===== DATA SHOWN
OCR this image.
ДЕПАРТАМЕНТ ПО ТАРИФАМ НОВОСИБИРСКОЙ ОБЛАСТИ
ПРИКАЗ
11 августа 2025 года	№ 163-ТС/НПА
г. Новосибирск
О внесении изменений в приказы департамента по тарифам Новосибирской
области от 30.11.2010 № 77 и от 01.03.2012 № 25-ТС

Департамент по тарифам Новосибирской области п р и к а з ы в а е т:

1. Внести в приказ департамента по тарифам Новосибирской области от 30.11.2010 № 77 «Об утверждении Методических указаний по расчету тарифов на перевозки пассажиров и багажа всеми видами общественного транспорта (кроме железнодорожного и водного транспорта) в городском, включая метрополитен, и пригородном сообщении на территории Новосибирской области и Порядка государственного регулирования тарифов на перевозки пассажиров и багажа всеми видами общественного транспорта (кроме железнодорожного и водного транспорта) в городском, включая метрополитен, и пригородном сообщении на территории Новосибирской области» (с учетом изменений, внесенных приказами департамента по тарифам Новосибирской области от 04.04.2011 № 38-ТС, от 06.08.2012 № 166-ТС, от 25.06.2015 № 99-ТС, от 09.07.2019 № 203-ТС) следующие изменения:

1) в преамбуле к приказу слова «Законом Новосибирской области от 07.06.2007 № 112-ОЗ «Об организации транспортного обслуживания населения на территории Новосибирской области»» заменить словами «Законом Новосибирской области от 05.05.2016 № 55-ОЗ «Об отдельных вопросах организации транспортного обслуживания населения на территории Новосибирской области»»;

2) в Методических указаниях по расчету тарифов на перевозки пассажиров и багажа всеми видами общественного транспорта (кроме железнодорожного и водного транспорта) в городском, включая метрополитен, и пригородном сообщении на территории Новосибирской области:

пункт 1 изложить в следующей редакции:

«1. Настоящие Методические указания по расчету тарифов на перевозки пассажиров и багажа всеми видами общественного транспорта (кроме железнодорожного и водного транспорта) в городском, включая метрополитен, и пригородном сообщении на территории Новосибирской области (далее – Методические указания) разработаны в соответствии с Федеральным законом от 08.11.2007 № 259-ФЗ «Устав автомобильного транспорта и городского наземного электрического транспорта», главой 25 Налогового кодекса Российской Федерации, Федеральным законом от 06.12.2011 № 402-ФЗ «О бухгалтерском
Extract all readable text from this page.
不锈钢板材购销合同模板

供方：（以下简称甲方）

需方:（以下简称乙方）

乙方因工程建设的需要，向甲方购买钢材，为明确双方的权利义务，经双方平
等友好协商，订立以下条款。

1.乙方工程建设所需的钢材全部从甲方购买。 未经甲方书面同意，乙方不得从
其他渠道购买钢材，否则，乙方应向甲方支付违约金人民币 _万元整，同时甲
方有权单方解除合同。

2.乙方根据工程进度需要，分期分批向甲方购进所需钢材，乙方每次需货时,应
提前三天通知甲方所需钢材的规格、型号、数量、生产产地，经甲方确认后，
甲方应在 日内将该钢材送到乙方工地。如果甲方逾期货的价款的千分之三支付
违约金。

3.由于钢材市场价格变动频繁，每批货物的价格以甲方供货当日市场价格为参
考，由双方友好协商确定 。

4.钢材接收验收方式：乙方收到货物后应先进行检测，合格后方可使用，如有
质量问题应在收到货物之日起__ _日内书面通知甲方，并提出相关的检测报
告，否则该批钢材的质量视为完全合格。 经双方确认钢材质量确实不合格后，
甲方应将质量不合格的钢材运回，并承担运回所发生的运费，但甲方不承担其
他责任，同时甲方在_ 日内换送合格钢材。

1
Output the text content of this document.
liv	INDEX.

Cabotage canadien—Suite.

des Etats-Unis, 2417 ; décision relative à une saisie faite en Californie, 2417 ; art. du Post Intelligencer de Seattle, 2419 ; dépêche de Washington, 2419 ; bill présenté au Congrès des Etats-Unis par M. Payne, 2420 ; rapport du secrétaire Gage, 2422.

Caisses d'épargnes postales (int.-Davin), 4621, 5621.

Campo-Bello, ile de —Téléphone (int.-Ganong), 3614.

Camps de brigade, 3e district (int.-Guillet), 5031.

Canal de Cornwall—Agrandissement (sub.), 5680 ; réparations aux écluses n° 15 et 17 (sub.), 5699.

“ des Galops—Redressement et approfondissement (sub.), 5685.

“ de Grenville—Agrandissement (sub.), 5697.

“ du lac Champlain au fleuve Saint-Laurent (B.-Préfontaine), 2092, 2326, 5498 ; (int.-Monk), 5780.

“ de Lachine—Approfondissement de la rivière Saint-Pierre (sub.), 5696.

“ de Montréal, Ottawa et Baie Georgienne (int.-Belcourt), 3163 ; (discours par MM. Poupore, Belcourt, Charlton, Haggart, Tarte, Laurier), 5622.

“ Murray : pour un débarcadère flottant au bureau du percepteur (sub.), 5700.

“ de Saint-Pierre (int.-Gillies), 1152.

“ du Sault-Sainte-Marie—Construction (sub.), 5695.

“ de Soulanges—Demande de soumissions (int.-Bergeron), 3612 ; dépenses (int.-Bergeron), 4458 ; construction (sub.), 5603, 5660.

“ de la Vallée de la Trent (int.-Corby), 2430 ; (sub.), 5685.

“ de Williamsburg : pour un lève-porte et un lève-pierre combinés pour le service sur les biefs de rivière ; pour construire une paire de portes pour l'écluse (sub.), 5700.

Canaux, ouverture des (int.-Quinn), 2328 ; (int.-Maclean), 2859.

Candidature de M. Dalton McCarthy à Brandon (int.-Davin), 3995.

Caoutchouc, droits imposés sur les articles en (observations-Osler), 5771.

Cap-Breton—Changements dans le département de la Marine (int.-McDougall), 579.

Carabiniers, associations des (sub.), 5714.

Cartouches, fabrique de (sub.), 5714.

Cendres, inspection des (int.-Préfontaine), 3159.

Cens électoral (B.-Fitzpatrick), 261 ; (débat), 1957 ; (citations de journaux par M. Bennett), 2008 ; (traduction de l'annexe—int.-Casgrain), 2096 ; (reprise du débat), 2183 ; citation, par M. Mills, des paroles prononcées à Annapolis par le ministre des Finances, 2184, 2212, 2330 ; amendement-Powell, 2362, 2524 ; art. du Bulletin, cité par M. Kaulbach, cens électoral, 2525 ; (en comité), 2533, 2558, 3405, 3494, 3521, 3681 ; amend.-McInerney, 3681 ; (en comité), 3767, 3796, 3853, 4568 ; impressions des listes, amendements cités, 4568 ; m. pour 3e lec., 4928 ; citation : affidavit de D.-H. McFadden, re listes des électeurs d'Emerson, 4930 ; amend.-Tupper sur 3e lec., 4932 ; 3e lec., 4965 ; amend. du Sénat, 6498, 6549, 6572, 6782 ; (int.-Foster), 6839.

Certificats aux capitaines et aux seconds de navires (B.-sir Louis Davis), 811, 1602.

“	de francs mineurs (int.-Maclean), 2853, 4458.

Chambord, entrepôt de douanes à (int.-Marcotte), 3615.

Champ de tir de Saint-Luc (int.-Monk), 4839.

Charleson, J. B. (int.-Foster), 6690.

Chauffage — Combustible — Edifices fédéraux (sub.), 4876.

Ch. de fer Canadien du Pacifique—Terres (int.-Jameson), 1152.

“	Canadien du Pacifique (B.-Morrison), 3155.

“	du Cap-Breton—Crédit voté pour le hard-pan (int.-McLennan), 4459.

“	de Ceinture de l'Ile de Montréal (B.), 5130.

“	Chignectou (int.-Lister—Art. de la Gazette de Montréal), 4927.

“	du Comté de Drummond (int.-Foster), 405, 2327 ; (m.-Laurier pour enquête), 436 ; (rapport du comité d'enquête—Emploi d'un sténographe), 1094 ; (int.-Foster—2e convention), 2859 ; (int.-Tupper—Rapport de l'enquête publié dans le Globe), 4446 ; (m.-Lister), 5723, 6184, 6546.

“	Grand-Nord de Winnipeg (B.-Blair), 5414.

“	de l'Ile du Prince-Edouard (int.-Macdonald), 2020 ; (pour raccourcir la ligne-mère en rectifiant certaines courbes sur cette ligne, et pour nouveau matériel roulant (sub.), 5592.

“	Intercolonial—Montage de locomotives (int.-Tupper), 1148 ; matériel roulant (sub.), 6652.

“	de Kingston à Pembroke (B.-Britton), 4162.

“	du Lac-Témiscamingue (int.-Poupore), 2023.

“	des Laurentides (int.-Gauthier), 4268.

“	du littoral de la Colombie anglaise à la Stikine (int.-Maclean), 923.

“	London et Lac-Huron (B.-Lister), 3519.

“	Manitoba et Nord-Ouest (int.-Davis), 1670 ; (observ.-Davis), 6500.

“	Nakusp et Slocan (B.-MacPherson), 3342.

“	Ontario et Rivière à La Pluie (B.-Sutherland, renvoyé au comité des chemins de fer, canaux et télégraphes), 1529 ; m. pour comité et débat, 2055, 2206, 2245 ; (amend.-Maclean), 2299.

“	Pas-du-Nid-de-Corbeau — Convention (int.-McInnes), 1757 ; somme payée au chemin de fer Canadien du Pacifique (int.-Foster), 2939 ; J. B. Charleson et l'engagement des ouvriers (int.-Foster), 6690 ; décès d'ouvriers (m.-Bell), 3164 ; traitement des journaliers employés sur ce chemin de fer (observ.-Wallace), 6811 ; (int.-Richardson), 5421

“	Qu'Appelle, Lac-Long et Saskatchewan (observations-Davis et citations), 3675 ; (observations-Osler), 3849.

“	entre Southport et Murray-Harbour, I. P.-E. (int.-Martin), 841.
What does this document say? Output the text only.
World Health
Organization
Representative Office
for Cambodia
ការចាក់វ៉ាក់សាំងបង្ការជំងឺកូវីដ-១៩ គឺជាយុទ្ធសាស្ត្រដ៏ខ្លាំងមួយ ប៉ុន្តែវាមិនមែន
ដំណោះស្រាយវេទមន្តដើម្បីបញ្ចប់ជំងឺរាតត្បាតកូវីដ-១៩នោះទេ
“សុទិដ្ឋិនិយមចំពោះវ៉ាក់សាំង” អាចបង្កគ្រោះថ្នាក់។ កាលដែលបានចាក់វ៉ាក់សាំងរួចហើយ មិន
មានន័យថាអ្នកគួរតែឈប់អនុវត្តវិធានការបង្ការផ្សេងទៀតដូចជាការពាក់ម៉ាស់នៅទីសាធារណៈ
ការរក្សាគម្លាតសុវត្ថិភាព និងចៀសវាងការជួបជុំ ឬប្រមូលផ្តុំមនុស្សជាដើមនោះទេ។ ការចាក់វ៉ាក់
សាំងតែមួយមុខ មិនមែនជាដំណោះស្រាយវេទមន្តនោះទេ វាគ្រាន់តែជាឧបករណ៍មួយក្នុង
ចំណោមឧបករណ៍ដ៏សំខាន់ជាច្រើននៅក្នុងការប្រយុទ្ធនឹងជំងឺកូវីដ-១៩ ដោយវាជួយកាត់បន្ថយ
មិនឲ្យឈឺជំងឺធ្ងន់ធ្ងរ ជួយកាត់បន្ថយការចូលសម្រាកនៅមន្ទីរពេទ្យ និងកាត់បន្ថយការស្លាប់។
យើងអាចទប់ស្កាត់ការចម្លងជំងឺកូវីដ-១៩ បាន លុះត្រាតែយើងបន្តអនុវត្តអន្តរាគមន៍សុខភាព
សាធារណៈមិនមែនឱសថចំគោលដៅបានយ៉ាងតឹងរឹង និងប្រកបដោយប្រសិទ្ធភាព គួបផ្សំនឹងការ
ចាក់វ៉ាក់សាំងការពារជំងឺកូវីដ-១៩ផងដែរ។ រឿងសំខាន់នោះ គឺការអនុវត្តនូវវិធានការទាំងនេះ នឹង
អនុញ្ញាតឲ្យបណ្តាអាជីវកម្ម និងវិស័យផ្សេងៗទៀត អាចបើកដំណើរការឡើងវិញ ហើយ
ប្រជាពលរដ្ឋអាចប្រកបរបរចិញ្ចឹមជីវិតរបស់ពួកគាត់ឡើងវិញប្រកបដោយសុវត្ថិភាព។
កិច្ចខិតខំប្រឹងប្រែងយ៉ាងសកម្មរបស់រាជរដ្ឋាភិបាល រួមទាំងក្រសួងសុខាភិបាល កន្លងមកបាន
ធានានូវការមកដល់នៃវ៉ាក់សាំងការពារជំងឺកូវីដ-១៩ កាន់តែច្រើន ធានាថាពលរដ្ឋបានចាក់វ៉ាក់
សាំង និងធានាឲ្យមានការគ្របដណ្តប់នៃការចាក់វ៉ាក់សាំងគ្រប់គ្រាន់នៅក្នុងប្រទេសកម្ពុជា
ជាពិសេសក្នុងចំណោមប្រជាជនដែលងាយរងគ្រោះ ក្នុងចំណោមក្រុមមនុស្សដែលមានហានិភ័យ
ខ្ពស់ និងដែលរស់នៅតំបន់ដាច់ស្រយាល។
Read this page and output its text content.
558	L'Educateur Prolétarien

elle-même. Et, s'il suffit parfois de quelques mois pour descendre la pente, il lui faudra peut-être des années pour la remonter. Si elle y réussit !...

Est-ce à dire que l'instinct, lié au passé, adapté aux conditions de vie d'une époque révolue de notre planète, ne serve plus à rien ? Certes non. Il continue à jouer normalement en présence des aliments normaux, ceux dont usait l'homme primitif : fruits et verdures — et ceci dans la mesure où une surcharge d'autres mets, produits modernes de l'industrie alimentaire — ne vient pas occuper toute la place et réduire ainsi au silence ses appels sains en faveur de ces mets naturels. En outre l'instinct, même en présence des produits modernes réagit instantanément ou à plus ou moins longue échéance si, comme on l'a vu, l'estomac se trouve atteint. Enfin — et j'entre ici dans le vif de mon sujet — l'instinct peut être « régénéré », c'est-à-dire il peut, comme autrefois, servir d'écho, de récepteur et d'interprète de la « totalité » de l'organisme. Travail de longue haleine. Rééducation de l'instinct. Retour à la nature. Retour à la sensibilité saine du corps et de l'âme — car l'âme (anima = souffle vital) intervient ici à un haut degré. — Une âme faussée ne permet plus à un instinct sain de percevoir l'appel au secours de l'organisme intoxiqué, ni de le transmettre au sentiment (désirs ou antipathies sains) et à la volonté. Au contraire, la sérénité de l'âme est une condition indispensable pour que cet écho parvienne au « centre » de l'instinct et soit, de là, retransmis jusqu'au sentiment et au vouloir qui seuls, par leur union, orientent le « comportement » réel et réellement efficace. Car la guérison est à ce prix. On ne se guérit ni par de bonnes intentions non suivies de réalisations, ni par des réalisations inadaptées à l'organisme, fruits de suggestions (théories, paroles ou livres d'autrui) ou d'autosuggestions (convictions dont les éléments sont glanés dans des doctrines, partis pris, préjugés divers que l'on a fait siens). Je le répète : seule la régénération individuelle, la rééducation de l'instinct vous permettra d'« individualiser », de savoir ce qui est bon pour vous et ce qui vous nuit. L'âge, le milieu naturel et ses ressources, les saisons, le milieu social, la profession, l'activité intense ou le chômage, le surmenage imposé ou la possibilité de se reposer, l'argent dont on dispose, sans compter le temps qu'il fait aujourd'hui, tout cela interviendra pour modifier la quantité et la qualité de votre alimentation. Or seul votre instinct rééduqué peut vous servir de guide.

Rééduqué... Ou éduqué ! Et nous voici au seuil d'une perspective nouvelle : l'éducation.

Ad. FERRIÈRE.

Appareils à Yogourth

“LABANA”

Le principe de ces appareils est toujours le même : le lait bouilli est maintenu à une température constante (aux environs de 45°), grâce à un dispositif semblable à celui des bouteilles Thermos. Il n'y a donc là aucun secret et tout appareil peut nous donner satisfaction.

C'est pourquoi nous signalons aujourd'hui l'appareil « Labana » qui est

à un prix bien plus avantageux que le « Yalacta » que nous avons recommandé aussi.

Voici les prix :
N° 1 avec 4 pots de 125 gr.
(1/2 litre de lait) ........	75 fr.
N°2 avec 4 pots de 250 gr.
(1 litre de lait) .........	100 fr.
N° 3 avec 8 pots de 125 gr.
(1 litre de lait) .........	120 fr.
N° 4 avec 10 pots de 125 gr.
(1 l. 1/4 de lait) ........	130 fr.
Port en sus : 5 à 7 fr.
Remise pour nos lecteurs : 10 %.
==========
**GOAL:** Using the records above, say how many lines include the string "Agrandissement". Only the number is wanted.

**SOLUTION TO THIS PROBLEM:** 2